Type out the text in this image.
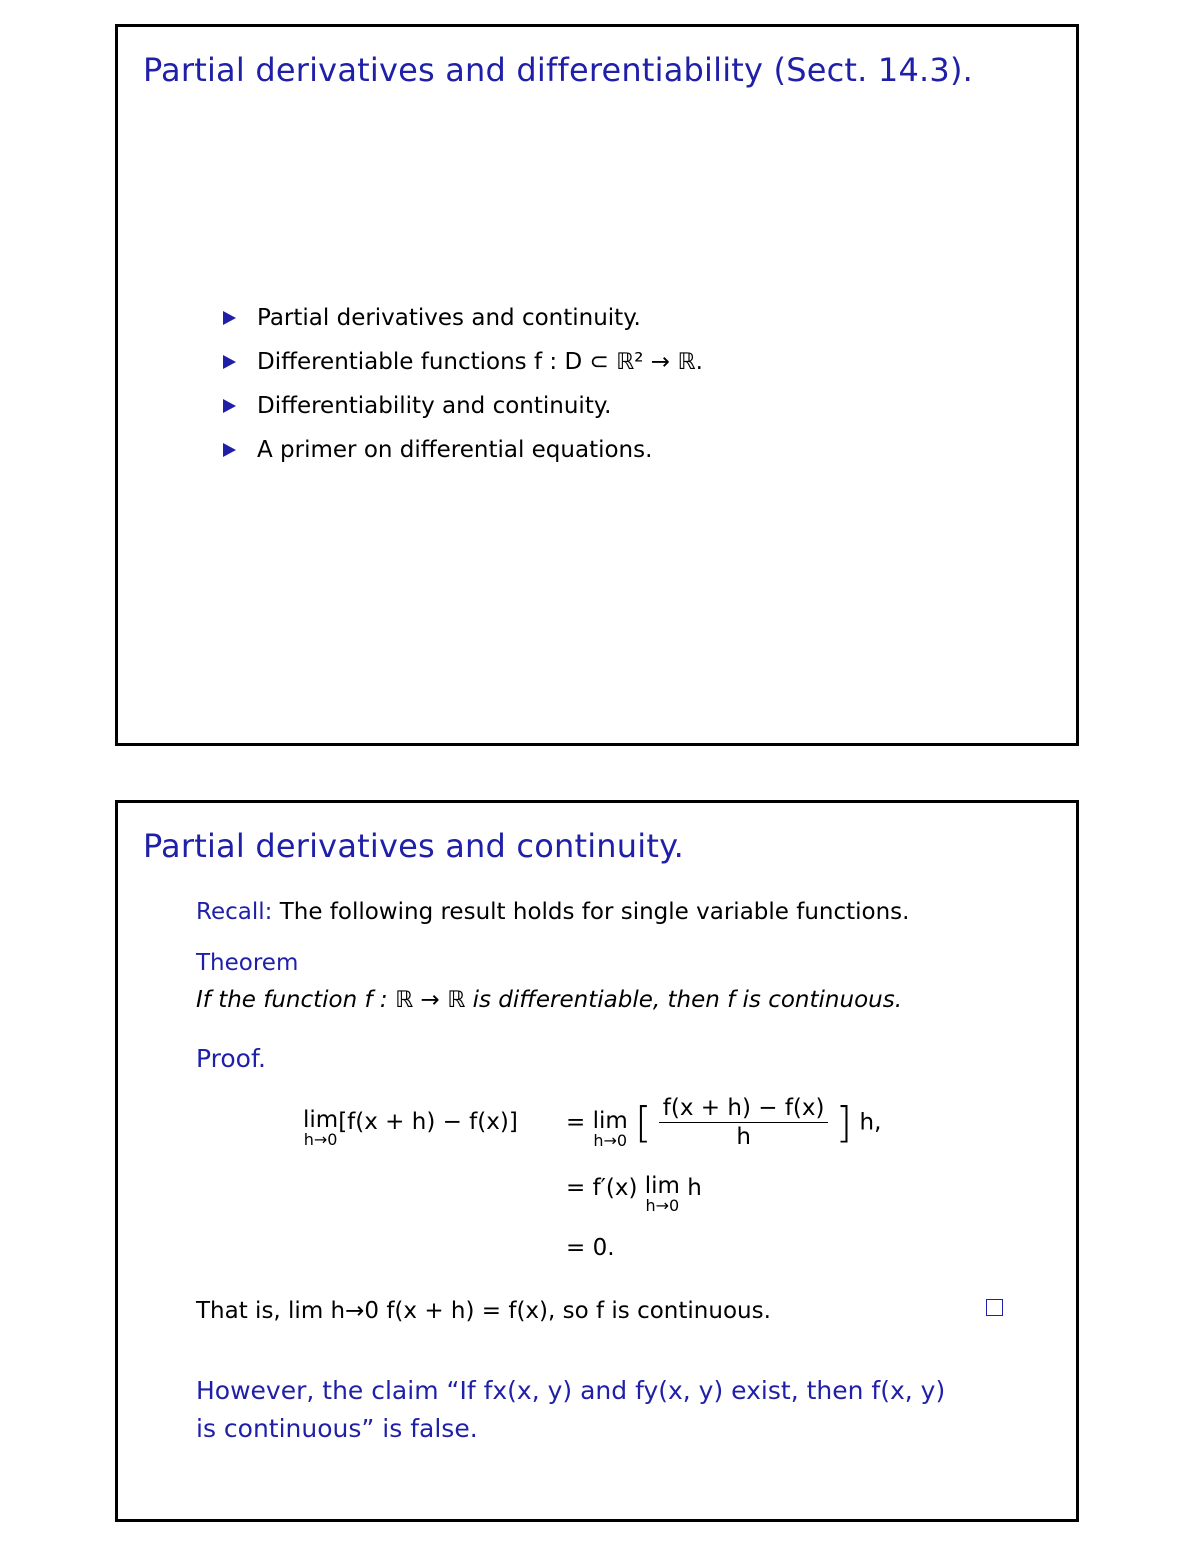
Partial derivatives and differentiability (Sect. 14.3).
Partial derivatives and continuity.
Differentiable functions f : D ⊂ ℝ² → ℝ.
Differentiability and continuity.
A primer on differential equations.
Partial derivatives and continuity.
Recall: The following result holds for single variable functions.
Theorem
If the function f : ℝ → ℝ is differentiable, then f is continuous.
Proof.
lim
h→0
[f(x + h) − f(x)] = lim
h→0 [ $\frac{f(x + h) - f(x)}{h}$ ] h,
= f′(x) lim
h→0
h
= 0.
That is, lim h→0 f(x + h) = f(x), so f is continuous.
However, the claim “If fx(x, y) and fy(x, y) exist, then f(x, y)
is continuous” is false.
════════════════════
- Written request: Collect the complete line wherever the string "then" appears in the records.

- Solution to the problem:
If the function f : ℝ → ℝ is differentiable, then f is continuous.
However, the claim “If fx(x, y) and fy(x, y) exist, then f(x, y)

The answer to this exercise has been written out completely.